Data entries:
_ _ _ _ _ _ _

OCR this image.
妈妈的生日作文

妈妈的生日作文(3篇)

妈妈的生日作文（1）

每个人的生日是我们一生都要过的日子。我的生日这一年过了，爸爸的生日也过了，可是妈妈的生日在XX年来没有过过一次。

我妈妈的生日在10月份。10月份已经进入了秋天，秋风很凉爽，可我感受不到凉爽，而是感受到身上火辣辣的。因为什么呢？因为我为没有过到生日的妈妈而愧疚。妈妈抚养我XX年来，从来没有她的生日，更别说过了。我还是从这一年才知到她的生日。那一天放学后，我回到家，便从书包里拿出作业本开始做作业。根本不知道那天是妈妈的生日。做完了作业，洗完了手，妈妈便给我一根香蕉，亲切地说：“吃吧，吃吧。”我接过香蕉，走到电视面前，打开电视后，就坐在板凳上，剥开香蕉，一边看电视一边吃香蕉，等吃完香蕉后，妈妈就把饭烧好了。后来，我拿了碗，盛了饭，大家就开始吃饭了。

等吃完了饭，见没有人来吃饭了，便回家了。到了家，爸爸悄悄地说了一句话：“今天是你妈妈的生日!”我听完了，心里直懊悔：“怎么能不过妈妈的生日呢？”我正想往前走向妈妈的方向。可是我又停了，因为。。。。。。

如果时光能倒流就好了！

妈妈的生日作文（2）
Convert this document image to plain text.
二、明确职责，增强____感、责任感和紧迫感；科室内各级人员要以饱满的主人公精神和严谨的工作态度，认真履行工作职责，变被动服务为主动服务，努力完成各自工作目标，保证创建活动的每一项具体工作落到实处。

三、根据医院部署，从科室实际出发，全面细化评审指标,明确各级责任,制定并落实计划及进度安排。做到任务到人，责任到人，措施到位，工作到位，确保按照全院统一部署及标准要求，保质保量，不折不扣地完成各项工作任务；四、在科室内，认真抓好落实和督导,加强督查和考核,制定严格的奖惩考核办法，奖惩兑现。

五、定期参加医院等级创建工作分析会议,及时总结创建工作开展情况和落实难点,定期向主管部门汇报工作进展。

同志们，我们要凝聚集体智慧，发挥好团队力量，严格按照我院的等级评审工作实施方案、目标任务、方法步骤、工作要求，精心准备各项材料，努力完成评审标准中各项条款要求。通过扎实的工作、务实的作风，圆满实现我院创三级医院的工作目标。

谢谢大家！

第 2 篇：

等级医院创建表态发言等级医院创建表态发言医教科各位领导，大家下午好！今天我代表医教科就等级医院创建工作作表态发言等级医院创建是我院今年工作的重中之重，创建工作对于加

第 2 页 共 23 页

_ _ _ _ _ _ _

__THE REQUEST__
Extract, exactly as they appear, the lines from the one containing "Convert this document image to plain text." through the final line.

__SOLUTION TO THIS TASK__
Convert this document image to plain text.
二、明确职责，增强____感、责任感和紧迫感；科室内各级人员要以饱满的主人公精神和严谨的工作态度，认真履行工作职责，变被动服务为主动服务，努力完成各自工作目标，保证创建活动的每一项具体工作落到实处。

三、根据医院部署，从科室实际出发，全面细化评审指标,明确各级责任,制定并落实计划及进度安排。做到任务到人，责任到人，措施到位，工作到位，确保按照全院统一部署及标准要求，保质保量，不折不扣地完成各项工作任务；四、在科室内，认真抓好落实和督导,加强督查和考核,制定严格的奖惩考核办法，奖惩兑现。

五、定期参加医院等级创建工作分析会议,及时总结创建工作开展情况和落实难点,定期向主管部门汇报工作进展。

同志们，我们要凝聚集体智慧，发挥好团队力量，严格按照我院的等级评审工作实施方案、目标任务、方法步骤、工作要求，精心准备各项材料，努力完成评审标准中各项条款要求。通过扎实的工作、务实的作风，圆满实现我院创三级医院的工作目标。

谢谢大家！

第 2 篇：

等级医院创建表态发言等级医院创建表态发言医教科各位领导，大家下午好！今天我代表医教科就等级医院创建工作作表态发言等级医院创建是我院今年工作的重中之重，创建工作对于加

第 2 页 共 23 页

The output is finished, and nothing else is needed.